Omit all images. Transcribe the rest of the material below exactly.
##### EXTRACTED MATERIAL
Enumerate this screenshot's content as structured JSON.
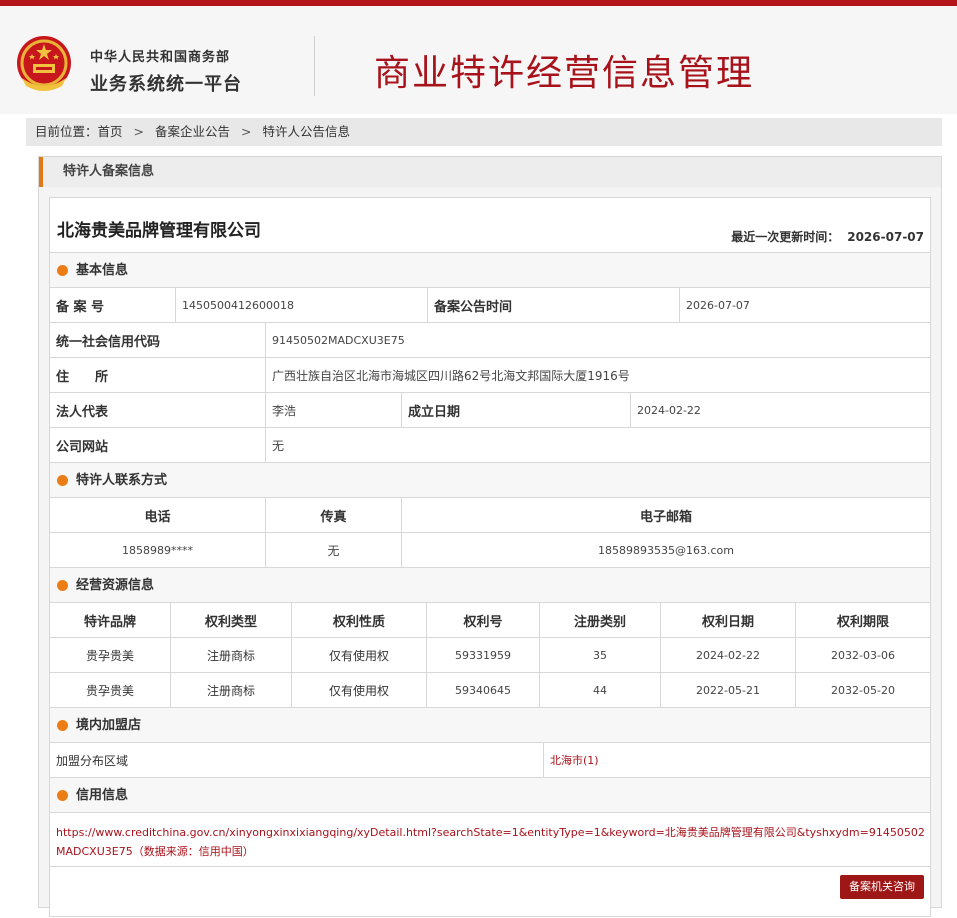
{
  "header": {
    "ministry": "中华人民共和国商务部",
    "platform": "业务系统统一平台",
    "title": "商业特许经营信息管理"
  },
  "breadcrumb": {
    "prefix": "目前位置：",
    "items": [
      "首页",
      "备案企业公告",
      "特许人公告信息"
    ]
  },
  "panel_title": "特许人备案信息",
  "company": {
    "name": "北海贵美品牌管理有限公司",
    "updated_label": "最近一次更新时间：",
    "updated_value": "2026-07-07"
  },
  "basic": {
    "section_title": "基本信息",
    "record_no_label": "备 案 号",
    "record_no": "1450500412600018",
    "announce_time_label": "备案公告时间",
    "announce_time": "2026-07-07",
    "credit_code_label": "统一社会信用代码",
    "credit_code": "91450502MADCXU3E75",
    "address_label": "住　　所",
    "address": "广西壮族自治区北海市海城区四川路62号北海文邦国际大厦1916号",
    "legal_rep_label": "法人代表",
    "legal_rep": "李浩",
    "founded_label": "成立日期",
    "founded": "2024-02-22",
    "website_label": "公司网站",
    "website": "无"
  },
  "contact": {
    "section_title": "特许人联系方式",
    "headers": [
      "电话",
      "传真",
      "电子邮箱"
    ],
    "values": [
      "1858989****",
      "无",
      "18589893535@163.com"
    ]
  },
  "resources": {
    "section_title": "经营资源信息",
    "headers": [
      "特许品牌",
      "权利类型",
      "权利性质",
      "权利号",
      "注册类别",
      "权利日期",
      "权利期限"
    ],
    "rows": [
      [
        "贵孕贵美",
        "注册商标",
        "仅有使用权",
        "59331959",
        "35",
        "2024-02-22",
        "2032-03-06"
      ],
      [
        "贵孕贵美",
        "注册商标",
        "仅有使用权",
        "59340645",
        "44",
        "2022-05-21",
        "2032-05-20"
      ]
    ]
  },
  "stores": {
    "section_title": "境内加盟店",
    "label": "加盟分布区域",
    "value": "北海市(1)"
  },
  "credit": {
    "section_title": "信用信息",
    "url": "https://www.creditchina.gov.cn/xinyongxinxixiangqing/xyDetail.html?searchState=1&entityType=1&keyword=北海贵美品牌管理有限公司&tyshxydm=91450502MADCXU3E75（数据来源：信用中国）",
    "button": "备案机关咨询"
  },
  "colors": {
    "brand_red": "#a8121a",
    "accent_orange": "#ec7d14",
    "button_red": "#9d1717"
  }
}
##########
> _REPLY TO THE EXERCISE_:
Enumerate this screenshot's content as structured JSON.
{
  "header": {
    "ministry": "中华人民共和国商务部",
    "platform": "业务系统统一平台",
    "title": "商业特许经营信息管理"
  },
  "breadcrumb": {
    "prefix": "目前位置：",
    "items": [
      "首页",
      "备案企业公告",
      "特许人公告信息"
    ]
  },
  "panel_title": "特许人备案信息",
  "company": {
    "name": "北海贵美品牌管理有限公司",
    "updated_label": "最近一次更新时间：",
    "updated_value": "2026-07-07"
  },
  "basic": {
    "section_title": "基本信息",
    "record_no_label": "备 案 号",
    "record_no": "1450500412600018",
    "announce_time_label": "备案公告时间",
    "announce_time": "2026-07-07",
    "credit_code_label": "统一社会信用代码",
    "credit_code": "91450502MADCXU3E75",
    "address_label": "住　　所",
    "address": "广西壮族自治区北海市海城区四川路62号北海文邦国际大厦1916号",
    "legal_rep_label": "法人代表",
    "legal_rep": "李浩",
    "founded_label": "成立日期",
    "founded": "2024-02-22",
    "website_label": "公司网站",
    "website": "无"
  },
  "contact": {
    "section_title": "特许人联系方式",
    "headers": [
      "电话",
      "传真",
      "电子邮箱"
    ],
    "values": [
      "1858989****",
      "无",
      "18589893535@163.com"
    ]
  },
  "resources": {
    "section_title": "经营资源信息",
    "headers": [
      "特许品牌",
      "权利类型",
      "权利性质",
      "权利号",
      "注册类别",
      "权利日期",
      "权利期限"
    ],
    "rows": [
      [
        "贵孕贵美",
        "注册商标",
        "仅有使用权",
        "59331959",
        "35",
        "2024-02-22",
        "2032-03-06"
      ],
      [
        "贵孕贵美",
        "注册商标",
        "仅有使用权",
        "59340645",
        "44",
        "2022-05-21",
        "2032-05-20"
      ]
    ]
  },
  "stores": {
    "section_title": "境内加盟店",
    "label": "加盟分布区域",
    "value": "北海市(1)"
  },
  "credit": {
    "section_title": "信用信息",
    "url": "https://www.creditchina.gov.cn/xinyongxinxixiangqing/xyDetail.html?searchState=1&entityType=1&keyword=北海贵美品牌管理有限公司&tyshxydm=91450502MADCXU3E75（数据来源：信用中国）",
    "button": "备案机关咨询"
  },
  "colors": {
    "brand_red": "#a8121a",
    "accent_orange": "#ec7d14",
    "button_red": "#9d1717"
  }
}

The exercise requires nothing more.